- **Input records**:
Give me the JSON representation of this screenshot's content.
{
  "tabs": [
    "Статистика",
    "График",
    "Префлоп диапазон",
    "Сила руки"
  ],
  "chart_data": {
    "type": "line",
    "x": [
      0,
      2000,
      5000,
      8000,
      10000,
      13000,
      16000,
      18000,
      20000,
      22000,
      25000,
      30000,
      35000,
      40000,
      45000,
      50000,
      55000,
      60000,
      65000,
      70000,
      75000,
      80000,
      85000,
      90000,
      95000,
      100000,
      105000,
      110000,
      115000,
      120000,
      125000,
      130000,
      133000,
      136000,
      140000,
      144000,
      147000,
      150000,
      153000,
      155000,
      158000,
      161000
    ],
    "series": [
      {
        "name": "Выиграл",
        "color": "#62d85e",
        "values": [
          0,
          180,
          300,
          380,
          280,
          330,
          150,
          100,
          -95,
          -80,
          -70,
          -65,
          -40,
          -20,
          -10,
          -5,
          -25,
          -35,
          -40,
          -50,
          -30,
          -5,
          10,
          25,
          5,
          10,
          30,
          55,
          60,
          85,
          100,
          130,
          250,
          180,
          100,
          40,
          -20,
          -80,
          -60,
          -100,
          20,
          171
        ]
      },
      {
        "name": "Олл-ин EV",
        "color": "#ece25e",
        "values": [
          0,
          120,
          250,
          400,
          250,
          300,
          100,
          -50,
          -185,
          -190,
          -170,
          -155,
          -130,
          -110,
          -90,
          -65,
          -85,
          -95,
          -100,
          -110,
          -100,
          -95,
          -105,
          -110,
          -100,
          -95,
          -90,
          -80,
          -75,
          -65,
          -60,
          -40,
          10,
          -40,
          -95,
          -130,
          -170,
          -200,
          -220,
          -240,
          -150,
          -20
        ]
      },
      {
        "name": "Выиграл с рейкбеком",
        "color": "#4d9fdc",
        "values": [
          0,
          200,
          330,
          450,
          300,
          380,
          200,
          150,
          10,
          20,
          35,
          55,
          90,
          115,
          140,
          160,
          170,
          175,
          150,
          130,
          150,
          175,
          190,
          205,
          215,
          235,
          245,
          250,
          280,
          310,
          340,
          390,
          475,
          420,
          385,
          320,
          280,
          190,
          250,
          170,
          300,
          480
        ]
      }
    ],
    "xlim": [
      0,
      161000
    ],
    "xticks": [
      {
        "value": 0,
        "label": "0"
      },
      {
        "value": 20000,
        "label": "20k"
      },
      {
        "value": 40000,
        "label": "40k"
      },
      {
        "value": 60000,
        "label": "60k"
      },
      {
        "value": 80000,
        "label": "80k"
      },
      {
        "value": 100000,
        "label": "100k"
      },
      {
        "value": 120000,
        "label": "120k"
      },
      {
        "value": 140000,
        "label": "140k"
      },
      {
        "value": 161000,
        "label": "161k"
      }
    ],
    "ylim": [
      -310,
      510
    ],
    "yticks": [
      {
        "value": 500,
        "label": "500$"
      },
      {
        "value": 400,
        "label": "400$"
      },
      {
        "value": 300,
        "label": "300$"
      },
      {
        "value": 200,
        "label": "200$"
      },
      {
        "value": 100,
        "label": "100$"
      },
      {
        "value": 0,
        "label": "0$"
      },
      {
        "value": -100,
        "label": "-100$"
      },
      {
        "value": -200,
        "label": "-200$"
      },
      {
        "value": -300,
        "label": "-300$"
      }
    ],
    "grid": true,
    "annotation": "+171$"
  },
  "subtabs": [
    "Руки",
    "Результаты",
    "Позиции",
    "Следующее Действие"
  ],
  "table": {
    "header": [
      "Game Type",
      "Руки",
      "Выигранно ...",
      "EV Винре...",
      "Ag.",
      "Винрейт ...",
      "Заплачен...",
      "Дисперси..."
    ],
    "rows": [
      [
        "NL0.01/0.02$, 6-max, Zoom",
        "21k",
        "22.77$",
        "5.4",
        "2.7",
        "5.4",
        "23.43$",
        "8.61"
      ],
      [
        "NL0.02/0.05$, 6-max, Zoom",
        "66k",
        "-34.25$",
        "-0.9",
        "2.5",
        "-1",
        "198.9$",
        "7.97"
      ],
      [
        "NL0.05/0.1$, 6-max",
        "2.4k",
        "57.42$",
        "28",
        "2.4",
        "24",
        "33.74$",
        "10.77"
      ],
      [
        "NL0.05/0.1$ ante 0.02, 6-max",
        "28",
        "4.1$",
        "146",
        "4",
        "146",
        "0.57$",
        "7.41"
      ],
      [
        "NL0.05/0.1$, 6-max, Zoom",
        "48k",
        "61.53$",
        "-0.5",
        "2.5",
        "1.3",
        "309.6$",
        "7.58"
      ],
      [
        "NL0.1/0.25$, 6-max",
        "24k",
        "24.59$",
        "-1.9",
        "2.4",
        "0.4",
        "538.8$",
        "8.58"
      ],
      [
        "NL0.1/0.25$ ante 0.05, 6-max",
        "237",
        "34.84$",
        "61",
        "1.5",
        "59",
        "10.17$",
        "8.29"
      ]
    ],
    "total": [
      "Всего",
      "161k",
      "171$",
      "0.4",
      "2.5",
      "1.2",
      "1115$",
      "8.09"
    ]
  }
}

- **Goal**: Say how many lines in the records contain the string "Zoom", and say nothing else.

- **Answer**: 3